## [WRITTEN PROBLEM]
Extract every line of the material that holds the string "LLVM".

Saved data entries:
##########

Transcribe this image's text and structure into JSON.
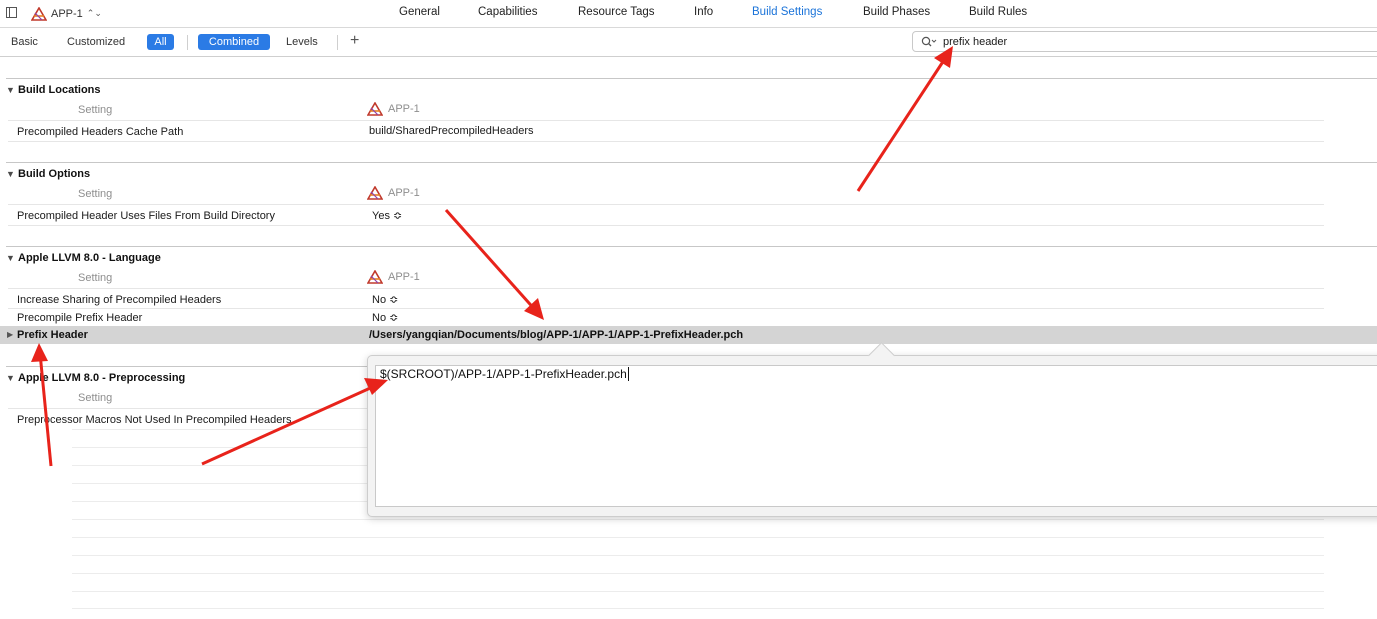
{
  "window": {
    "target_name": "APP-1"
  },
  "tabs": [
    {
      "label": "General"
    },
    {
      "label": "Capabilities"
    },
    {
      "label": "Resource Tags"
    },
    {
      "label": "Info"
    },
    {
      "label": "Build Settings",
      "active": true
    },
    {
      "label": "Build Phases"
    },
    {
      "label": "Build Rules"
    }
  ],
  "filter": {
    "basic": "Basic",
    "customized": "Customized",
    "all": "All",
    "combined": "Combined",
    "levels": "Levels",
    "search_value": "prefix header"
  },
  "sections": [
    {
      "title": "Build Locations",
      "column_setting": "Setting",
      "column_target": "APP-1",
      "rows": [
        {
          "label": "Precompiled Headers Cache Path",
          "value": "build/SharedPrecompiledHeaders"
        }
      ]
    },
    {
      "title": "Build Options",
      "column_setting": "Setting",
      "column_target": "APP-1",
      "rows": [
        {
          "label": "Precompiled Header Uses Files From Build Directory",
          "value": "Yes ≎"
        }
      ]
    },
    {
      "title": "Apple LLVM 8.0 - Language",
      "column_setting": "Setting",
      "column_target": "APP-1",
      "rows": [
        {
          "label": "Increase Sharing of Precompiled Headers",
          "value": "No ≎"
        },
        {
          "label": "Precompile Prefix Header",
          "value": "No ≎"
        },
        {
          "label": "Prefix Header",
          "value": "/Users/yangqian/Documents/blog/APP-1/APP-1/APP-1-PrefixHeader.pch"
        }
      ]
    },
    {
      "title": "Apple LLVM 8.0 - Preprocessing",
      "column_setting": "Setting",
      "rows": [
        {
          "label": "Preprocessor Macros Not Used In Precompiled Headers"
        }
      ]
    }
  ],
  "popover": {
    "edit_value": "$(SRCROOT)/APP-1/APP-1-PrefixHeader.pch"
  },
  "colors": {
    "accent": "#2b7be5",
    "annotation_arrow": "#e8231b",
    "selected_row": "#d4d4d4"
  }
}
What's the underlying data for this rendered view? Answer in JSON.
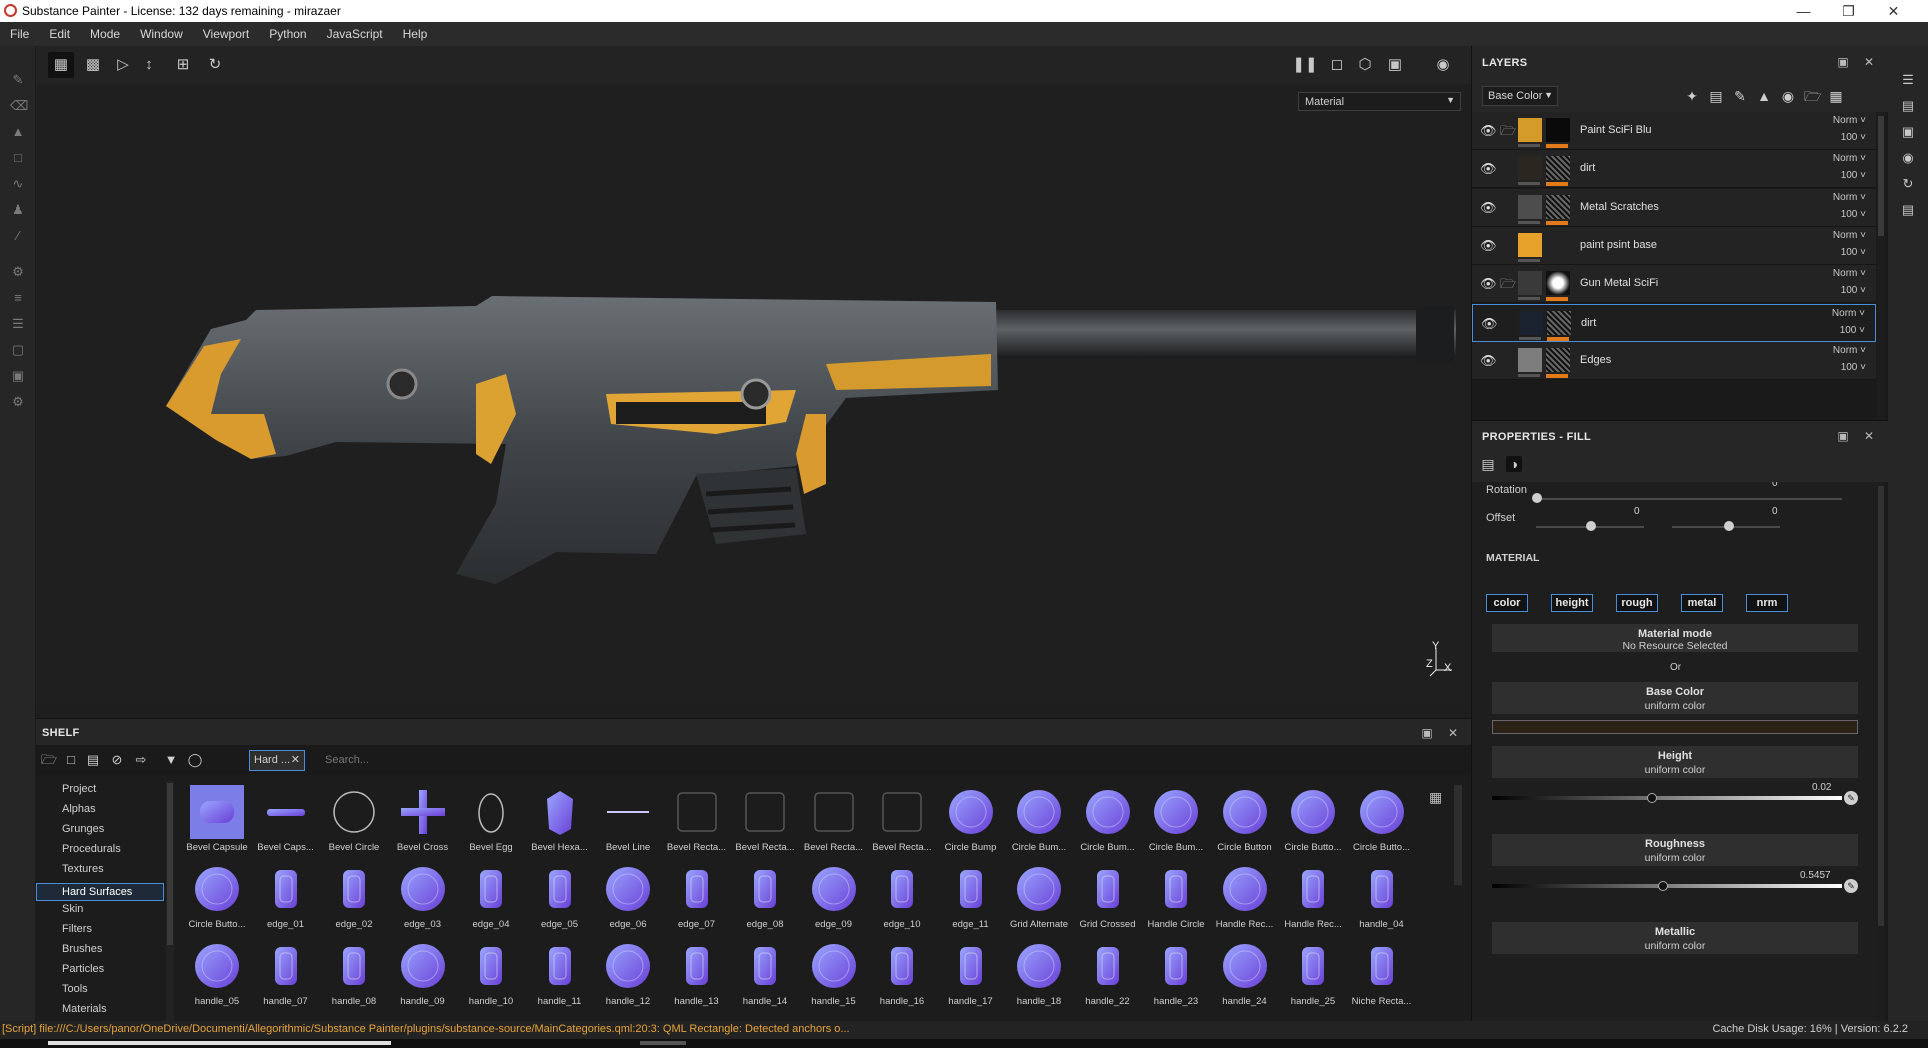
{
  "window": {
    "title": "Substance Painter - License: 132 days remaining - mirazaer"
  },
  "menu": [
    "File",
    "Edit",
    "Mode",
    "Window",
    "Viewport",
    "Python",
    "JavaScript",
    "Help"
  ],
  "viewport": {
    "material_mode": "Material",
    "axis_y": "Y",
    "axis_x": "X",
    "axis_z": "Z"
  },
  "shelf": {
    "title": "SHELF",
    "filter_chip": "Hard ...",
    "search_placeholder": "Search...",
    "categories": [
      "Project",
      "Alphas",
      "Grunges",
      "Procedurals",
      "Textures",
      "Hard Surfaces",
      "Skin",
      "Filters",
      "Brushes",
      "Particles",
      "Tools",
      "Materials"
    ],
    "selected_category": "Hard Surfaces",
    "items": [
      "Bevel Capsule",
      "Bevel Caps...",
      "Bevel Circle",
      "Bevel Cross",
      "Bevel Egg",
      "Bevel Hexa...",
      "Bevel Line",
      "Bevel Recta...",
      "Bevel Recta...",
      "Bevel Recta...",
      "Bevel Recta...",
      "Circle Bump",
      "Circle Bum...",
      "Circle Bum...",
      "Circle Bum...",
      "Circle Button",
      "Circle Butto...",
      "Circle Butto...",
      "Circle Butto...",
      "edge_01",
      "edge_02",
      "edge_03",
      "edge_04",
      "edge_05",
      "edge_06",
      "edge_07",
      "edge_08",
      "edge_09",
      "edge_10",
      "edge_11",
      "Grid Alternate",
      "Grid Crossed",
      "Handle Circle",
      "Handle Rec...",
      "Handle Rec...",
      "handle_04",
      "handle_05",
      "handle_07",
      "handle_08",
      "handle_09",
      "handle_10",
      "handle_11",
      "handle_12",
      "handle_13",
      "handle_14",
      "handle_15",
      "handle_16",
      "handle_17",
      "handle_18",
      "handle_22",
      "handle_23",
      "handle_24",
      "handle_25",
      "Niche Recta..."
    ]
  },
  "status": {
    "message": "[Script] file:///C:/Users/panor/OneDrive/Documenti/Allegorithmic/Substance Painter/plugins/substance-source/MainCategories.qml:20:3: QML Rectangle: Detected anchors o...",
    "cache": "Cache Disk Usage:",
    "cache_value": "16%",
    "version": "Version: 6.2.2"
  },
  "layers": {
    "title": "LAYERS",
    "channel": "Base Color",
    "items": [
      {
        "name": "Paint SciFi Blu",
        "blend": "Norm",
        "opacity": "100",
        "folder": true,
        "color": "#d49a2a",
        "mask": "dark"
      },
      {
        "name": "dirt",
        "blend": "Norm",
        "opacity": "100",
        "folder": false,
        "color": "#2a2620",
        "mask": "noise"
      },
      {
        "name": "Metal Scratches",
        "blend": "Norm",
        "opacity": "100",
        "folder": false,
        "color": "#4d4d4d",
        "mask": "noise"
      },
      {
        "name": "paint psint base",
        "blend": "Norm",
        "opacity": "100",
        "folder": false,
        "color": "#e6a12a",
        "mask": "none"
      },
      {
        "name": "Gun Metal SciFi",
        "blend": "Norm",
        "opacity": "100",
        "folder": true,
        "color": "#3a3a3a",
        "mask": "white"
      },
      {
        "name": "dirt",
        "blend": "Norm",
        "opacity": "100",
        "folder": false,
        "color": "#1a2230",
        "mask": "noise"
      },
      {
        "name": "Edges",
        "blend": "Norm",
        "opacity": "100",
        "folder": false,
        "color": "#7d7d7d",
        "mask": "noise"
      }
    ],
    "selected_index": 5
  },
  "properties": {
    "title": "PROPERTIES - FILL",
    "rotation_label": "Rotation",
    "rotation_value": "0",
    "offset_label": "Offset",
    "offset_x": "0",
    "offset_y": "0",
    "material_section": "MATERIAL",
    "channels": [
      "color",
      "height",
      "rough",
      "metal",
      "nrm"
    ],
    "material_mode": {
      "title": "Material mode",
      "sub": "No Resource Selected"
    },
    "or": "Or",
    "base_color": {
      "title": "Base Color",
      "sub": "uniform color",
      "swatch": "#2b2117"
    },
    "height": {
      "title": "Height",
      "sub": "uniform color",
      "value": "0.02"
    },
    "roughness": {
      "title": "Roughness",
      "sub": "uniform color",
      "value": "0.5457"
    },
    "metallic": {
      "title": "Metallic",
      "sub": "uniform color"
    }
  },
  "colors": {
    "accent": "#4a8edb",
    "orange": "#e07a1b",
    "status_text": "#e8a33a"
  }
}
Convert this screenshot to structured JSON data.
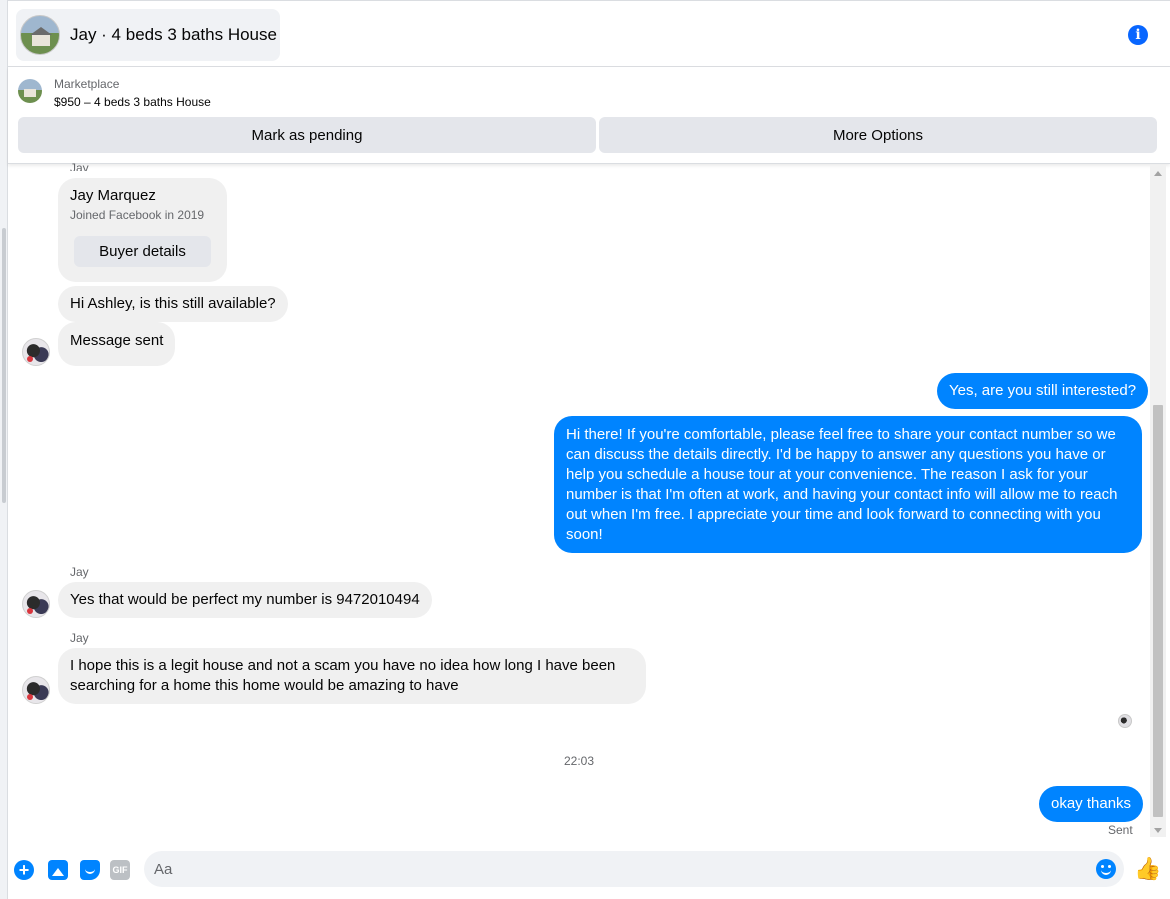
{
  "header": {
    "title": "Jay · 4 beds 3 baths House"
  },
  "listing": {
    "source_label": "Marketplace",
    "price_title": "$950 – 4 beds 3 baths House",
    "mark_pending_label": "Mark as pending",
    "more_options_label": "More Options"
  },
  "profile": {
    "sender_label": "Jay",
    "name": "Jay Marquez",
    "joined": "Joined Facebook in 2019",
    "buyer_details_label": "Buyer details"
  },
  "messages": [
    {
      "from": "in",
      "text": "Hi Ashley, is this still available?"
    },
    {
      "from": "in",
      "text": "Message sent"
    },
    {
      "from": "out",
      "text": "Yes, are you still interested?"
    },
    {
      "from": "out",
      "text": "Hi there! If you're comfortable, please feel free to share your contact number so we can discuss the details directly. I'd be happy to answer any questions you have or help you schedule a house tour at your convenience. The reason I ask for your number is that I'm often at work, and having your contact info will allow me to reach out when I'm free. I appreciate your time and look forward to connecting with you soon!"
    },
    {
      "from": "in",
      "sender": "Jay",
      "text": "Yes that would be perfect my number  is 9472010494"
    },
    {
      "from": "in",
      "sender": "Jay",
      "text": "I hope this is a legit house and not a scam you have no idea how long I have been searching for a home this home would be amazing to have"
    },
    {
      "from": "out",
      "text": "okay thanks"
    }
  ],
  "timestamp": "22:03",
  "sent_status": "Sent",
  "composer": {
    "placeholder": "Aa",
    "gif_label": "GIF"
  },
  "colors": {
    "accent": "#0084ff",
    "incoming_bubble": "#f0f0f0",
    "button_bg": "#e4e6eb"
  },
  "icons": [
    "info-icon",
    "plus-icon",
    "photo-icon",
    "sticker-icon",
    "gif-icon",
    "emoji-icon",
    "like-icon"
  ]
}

##########

## [RESULT OF THE TASK]
      "title": "Apple LLVM 8.0 - Language",
      "title": "Apple LLVM 8.0 - Preprocessing",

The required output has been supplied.